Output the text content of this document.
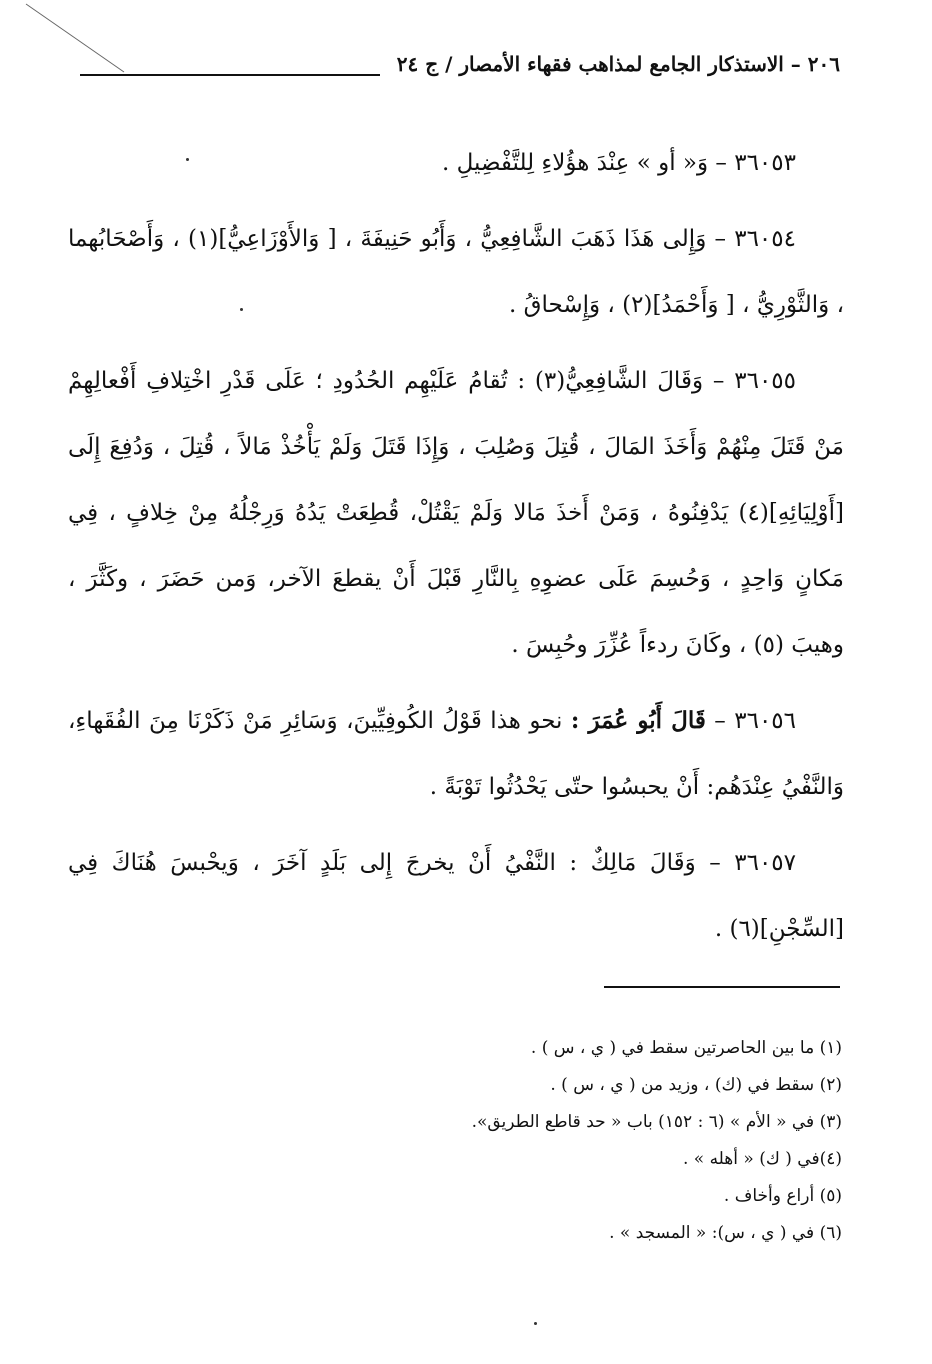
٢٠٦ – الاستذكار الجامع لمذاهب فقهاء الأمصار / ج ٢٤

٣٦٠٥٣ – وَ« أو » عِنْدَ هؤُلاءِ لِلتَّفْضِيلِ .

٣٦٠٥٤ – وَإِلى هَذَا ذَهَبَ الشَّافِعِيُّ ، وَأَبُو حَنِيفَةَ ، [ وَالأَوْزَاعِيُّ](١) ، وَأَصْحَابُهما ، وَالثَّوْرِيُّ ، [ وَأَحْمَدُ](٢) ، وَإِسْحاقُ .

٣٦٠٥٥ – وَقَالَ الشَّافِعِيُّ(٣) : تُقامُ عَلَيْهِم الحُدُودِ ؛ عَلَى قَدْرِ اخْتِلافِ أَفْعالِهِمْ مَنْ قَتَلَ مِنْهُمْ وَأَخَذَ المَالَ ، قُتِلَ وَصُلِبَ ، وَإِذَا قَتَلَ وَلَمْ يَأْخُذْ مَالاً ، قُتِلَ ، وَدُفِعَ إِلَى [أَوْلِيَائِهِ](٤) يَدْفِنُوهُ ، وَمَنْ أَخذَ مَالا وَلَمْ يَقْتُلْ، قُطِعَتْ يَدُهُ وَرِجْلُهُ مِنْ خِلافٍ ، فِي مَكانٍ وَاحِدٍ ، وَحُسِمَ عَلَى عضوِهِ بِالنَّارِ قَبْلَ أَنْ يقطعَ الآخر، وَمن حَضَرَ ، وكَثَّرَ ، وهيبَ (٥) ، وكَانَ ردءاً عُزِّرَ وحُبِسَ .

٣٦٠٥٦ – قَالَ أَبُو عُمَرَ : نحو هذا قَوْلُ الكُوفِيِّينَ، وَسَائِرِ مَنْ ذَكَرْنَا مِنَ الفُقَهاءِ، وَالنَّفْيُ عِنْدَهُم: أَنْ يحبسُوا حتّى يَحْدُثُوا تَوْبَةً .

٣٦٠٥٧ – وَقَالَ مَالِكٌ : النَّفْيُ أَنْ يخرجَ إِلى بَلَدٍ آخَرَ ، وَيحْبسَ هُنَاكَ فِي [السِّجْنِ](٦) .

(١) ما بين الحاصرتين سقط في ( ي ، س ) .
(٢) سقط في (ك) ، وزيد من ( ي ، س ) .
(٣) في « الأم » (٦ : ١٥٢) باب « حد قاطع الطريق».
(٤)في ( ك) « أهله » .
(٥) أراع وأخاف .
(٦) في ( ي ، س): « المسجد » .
-------
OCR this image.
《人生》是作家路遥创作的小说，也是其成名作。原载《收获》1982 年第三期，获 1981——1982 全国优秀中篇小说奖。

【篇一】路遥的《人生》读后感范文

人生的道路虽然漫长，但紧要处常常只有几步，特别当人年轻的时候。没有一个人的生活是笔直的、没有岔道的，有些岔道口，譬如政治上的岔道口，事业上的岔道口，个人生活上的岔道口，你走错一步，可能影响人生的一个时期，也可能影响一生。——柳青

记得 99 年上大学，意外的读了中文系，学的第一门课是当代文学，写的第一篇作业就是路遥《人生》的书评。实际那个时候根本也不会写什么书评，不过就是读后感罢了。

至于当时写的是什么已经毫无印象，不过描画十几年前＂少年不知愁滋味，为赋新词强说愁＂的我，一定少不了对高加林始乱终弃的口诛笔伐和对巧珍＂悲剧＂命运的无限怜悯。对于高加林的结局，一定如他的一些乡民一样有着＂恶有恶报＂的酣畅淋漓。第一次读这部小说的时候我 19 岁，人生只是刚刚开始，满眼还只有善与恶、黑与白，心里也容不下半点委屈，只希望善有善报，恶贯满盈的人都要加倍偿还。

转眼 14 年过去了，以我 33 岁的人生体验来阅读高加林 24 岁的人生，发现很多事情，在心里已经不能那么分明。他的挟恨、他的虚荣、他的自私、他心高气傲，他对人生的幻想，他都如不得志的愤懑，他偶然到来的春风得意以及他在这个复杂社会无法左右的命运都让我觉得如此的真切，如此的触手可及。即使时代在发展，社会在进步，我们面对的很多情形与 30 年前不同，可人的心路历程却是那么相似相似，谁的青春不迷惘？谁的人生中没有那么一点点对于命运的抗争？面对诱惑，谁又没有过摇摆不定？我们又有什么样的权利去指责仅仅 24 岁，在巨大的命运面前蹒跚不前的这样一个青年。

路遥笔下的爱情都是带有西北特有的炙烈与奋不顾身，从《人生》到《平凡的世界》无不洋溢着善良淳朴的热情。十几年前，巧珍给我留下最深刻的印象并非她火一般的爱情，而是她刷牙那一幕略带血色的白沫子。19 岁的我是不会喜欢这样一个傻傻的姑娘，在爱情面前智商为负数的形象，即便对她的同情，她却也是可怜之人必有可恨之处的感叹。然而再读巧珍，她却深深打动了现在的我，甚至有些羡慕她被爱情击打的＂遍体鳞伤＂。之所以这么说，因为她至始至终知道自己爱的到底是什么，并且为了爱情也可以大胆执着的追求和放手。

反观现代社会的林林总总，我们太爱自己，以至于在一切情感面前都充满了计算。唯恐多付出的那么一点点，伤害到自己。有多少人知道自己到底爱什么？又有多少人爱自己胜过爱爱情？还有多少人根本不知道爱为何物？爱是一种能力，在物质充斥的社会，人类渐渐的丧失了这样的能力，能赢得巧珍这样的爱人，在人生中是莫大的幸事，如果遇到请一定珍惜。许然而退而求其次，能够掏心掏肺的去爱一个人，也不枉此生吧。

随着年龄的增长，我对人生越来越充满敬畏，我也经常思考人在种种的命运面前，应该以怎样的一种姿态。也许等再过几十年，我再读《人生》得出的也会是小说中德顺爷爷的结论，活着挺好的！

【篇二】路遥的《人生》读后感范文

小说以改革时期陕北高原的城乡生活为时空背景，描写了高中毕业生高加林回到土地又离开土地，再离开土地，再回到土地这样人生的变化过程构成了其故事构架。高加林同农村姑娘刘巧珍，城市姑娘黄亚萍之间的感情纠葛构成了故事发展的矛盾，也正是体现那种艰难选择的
-------
**EXERCISE**
Select all lines with the word "this" from the entries above.

**REPLY TO THE EXERCISE**
Output the text content of this document.
OCR this image.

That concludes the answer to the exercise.